## PROMPT
Copy out every record precisely.

begin

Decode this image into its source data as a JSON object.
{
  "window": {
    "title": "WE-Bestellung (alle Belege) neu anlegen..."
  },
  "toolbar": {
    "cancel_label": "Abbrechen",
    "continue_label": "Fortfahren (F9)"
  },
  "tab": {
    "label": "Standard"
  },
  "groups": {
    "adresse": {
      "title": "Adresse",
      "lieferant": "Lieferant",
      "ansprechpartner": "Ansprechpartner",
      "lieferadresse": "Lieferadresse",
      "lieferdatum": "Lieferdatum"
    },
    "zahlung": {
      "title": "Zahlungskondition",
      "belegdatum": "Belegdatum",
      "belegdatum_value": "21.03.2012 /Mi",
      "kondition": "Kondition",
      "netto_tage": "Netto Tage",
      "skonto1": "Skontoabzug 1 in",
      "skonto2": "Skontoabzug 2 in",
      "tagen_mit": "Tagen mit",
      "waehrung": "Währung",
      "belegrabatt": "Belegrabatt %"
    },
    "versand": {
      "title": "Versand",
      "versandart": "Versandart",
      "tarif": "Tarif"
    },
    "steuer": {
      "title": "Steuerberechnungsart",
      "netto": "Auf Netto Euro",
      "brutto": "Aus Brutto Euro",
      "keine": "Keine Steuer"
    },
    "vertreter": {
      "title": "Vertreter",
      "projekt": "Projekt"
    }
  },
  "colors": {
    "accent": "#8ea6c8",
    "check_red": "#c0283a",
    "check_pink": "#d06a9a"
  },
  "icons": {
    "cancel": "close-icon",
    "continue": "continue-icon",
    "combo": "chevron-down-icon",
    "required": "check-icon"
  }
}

end

## EXERCISE OUTPUT
Decode this image into its source data as a JSON object.
{
  "window": {
    "title": "WE-Bestellung (alle Belege) neu anlegen..."
  },
  "toolbar": {
    "cancel_label": "Abbrechen",
    "continue_label": "Fortfahren (F9)"
  },
  "tab": {
    "label": "Standard"
  },
  "groups": {
    "adresse": {
      "title": "Adresse",
      "lieferant": "Lieferant",
      "ansprechpartner": "Ansprechpartner",
      "lieferadresse": "Lieferadresse",
      "lieferdatum": "Lieferdatum"
    },
    "zahlung": {
      "title": "Zahlungskondition",
      "belegdatum": "Belegdatum",
      "belegdatum_value": "21.03.2012 /Mi",
      "kondition": "Kondition",
      "netto_tage": "Netto Tage",
      "skonto1": "Skontoabzug 1 in",
      "skonto2": "Skontoabzug 2 in",
      "tagen_mit": "Tagen mit",
      "waehrung": "Währung",
      "belegrabatt": "Belegrabatt %"
    },
    "versand": {
      "title": "Versand",
      "versandart": "Versandart",
      "tarif": "Tarif"
    },
    "steuer": {
      "title": "Steuerberechnungsart",
      "netto": "Auf Netto Euro",
      "brutto": "Aus Brutto Euro",
      "keine": "Keine Steuer"
    },
    "vertreter": {
      "title": "Vertreter",
      "projekt": "Projekt"
    }
  },
  "colors": {
    "accent": "#8ea6c8",
    "check_red": "#c0283a",
    "check_pink": "#d06a9a"
  },
  "icons": {
    "cancel": "close-icon",
    "continue": "continue-icon",
    "combo": "chevron-down-icon",
    "required": "check-icon"
  }
}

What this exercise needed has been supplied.